start Data lines

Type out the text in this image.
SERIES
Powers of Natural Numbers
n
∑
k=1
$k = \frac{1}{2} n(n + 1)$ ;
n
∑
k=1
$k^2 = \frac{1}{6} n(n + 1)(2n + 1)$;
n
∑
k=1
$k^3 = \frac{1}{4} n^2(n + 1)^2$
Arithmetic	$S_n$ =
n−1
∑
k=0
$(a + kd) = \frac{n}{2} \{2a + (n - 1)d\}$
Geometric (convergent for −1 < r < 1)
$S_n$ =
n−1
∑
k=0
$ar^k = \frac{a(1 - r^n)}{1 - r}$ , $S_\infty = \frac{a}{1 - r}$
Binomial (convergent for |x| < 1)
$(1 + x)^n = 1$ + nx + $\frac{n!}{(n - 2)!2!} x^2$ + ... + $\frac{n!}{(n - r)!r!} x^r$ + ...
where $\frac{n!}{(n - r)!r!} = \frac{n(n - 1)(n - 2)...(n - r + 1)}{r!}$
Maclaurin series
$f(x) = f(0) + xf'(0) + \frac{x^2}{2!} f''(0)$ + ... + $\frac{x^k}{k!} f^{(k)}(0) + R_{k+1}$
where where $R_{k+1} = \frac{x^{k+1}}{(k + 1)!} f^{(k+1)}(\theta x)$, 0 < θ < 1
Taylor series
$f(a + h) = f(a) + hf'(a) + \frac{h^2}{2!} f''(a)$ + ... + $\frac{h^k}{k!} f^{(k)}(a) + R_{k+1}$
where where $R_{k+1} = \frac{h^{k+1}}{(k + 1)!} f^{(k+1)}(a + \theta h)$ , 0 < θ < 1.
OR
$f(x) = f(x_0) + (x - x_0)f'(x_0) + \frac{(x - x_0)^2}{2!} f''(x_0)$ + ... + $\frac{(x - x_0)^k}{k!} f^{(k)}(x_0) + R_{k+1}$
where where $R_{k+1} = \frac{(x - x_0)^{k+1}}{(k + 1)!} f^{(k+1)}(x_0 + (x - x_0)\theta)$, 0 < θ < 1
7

end Data lines

Task details | Only lines with the string "convergent" belong in your answer; copy each one.

Exercise result |
Geometric (convergent for −1 < r < 1)
Binomial (convergent for |x| < 1)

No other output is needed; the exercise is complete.